• **Task objective**:
Write out the listing below again, precisely as it is given.

▬▬▬▬▬▬▬▬▬▬

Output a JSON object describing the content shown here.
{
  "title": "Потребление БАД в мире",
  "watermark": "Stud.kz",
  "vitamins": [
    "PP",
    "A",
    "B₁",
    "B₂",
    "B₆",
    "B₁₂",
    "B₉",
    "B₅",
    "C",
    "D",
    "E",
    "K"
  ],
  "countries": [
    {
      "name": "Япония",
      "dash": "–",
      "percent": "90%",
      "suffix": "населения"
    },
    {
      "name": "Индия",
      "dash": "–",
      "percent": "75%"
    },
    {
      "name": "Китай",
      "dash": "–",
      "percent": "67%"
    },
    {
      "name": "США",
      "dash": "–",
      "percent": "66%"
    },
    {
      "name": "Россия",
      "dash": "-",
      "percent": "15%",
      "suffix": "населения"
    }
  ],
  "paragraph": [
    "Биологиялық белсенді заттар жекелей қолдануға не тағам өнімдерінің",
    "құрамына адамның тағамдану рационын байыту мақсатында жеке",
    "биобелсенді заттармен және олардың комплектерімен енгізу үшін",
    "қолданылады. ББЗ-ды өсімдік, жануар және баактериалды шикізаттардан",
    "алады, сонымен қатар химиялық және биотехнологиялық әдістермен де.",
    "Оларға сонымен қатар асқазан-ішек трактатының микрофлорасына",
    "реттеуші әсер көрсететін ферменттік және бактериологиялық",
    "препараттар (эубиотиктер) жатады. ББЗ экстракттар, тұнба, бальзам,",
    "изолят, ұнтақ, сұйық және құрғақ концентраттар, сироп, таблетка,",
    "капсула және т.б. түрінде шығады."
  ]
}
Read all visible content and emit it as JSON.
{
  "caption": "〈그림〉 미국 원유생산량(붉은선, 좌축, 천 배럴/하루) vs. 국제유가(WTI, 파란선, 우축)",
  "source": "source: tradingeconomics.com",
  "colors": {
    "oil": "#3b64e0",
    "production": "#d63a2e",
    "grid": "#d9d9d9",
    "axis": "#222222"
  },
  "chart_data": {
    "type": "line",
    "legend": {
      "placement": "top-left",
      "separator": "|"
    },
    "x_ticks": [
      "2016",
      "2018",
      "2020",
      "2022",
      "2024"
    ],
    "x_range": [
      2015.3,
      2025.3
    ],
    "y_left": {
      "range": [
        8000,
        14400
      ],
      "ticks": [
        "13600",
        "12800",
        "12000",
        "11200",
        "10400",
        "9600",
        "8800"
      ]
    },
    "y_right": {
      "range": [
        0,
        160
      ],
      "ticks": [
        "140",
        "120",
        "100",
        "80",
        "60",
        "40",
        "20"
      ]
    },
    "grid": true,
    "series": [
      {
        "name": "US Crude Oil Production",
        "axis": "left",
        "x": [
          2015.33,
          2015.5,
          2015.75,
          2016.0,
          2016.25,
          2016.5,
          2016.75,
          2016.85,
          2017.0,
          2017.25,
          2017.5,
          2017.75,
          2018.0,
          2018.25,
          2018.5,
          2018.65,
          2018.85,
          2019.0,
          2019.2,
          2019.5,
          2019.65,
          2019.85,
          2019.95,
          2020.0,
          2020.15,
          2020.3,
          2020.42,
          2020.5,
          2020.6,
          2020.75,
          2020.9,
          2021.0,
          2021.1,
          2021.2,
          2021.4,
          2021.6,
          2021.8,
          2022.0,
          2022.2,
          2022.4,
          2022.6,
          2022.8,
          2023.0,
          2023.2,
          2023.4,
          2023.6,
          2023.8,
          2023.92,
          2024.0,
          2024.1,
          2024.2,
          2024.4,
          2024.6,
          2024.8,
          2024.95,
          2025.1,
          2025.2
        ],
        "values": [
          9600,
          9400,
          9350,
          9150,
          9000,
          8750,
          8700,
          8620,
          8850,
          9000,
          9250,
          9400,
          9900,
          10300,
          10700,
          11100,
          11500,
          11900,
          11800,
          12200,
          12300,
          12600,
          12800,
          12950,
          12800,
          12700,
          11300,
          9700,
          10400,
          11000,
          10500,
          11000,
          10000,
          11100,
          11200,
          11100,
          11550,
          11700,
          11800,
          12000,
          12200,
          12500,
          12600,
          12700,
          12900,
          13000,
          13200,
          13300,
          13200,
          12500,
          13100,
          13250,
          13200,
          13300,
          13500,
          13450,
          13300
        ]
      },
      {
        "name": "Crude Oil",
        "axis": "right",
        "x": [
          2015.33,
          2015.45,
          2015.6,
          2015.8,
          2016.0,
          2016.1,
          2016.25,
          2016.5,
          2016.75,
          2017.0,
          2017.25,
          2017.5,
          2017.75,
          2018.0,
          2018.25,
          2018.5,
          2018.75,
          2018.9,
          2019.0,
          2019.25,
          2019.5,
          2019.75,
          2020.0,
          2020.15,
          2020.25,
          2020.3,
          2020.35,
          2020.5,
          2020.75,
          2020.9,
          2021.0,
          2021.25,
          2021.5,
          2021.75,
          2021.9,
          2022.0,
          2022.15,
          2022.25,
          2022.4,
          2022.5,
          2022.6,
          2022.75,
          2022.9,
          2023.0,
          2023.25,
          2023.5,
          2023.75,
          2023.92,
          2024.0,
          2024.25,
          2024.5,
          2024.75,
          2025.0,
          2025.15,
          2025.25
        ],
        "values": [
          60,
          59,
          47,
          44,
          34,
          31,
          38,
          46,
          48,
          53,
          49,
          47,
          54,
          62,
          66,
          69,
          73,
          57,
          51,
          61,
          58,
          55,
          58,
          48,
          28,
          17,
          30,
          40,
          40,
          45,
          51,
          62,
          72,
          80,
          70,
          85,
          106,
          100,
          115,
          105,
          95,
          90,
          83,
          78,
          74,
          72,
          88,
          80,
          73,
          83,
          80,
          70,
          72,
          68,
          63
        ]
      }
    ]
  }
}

▬▬▬▬▬▬▬▬▬▬

• **Solution to the problem**:
Output a JSON object describing the content shown here.
{
  "title": "Потребление БАД в мире",
  "watermark": "Stud.kz",
  "vitamins": [
    "PP",
    "A",
    "B₁",
    "B₂",
    "B₆",
    "B₁₂",
    "B₉",
    "B₅",
    "C",
    "D",
    "E",
    "K"
  ],
  "countries": [
    {
      "name": "Япония",
      "dash": "–",
      "percent": "90%",
      "suffix": "населения"
    },
    {
      "name": "Индия",
      "dash": "–",
      "percent": "75%"
    },
    {
      "name": "Китай",
      "dash": "–",
      "percent": "67%"
    },
    {
      "name": "США",
      "dash": "–",
      "percent": "66%"
    },
    {
      "name": "Россия",
      "dash": "-",
      "percent": "15%",
      "suffix": "населения"
    }
  ],
  "paragraph": [
    "Биологиялық белсенді заттар жекелей қолдануға не тағам өнімдерінің",
    "құрамына адамның тағамдану рационын байыту мақсатында жеке",
    "биобелсенді заттармен және олардың комплектерімен енгізу үшін",
    "қолданылады. ББЗ-ды өсімдік, жануар және баактериалды шикізаттардан",
    "алады, сонымен қатар химиялық және биотехнологиялық әдістермен де.",
    "Оларға сонымен қатар асқазан-ішек трактатының микрофлорасына",
    "реттеуші әсер көрсететін ферменттік және бактериологиялық",
    "препараттар (эубиотиктер) жатады. ББЗ экстракттар, тұнба, бальзам,",
    "изолят, ұнтақ, сұйық және құрғақ концентраттар, сироп, таблетка,",
    "капсула және т.б. түрінде шығады."
  ]
}
Read all visible content and emit it as JSON.
{
  "caption": "〈그림〉 미국 원유생산량(붉은선, 좌축, 천 배럴/하루) vs. 국제유가(WTI, 파란선, 우축)",
  "source": "source: tradingeconomics.com",
  "colors": {
    "oil": "#3b64e0",
    "production": "#d63a2e",
    "grid": "#d9d9d9",
    "axis": "#222222"
  },
  "chart_data": {
    "type": "line",
    "legend": {
      "placement": "top-left",
      "separator": "|"
    },
    "x_ticks": [
      "2016",
      "2018",
      "2020",
      "2022",
      "2024"
    ],
    "x_range": [
      2015.3,
      2025.3
    ],
    "y_left": {
      "range": [
        8000,
        14400
      ],
      "ticks": [
        "13600",
        "12800",
        "12000",
        "11200",
        "10400",
        "9600",
        "8800"
      ]
    },
    "y_right": {
      "range": [
        0,
        160
      ],
      "ticks": [
        "140",
        "120",
        "100",
        "80",
        "60",
        "40",
        "20"
      ]
    },
    "grid": true,
    "series": [
      {
        "name": "US Crude Oil Production",
        "axis": "left",
        "x": [
          2015.33,
          2015.5,
          2015.75,
          2016.0,
          2016.25,
          2016.5,
          2016.75,
          2016.85,
          2017.0,
          2017.25,
          2017.5,
          2017.75,
          2018.0,
          2018.25,
          2018.5,
          2018.65,
          2018.85,
          2019.0,
          2019.2,
          2019.5,
          2019.65,
          2019.85,
          2019.95,
          2020.0,
          2020.15,
          2020.3,
          2020.42,
          2020.5,
          2020.6,
          2020.75,
          2020.9,
          2021.0,
          2021.1,
          2021.2,
          2021.4,
          2021.6,
          2021.8,
          2022.0,
          2022.2,
          2022.4,
          2022.6,
          2022.8,
          2023.0,
          2023.2,
          2023.4,
          2023.6,
          2023.8,
          2023.92,
          2024.0,
          2024.1,
          2024.2,
          2024.4,
          2024.6,
          2024.8,
          2024.95,
          2025.1,
          2025.2
        ],
        "values": [
          9600,
          9400,
          9350,
          9150,
          9000,
          8750,
          8700,
          8620,
          8850,
          9000,
          9250,
          9400,
          9900,
          10300,
          10700,
          11100,
          11500,
          11900,
          11800,
          12200,
          12300,
          12600,
          12800,
          12950,
          12800,
          12700,
          11300,
          9700,
          10400,
          11000,
          10500,
          11000,
          10000,
          11100,
          11200,
          11100,
          11550,
          11700,
          11800,
          12000,
          12200,
          12500,
          12600,
          12700,
          12900,
          13000,
          13200,
          13300,
          13200,
          12500,
          13100,
          13250,
          13200,
          13300,
          13500,
          13450,
          13300
        ]
      },
      {
        "name": "Crude Oil",
        "axis": "right",
        "x": [
          2015.33,
          2015.45,
          2015.6,
          2015.8,
          2016.0,
          2016.1,
          2016.25,
          2016.5,
          2016.75,
          2017.0,
          2017.25,
          2017.5,
          2017.75,
          2018.0,
          2018.25,
          2018.5,
          2018.75,
          2018.9,
          2019.0,
          2019.25,
          2019.5,
          2019.75,
          2020.0,
          2020.15,
          2020.25,
          2020.3,
          2020.35,
          2020.5,
          2020.75,
          2020.9,
          2021.0,
          2021.25,
          2021.5,
          2021.75,
          2021.9,
          2022.0,
          2022.15,
          2022.25,
          2022.4,
          2022.5,
          2022.6,
          2022.75,
          2022.9,
          2023.0,
          2023.25,
          2023.5,
          2023.75,
          2023.92,
          2024.0,
          2024.25,
          2024.5,
          2024.75,
          2025.0,
          2025.15,
          2025.25
        ],
        "values": [
          60,
          59,
          47,
          44,
          34,
          31,
          38,
          46,
          48,
          53,
          49,
          47,
          54,
          62,
          66,
          69,
          73,
          57,
          51,
          61,
          58,
          55,
          58,
          48,
          28,
          17,
          30,
          40,
          40,
          45,
          51,
          62,
          72,
          80,
          70,
          85,
          106,
          100,
          115,
          105,
          95,
          90,
          83,
          78,
          74,
          72,
          88,
          80,
          73,
          83,
          80,
          70,
          72,
          68,
          63
        ]
      }
    ]
  }
}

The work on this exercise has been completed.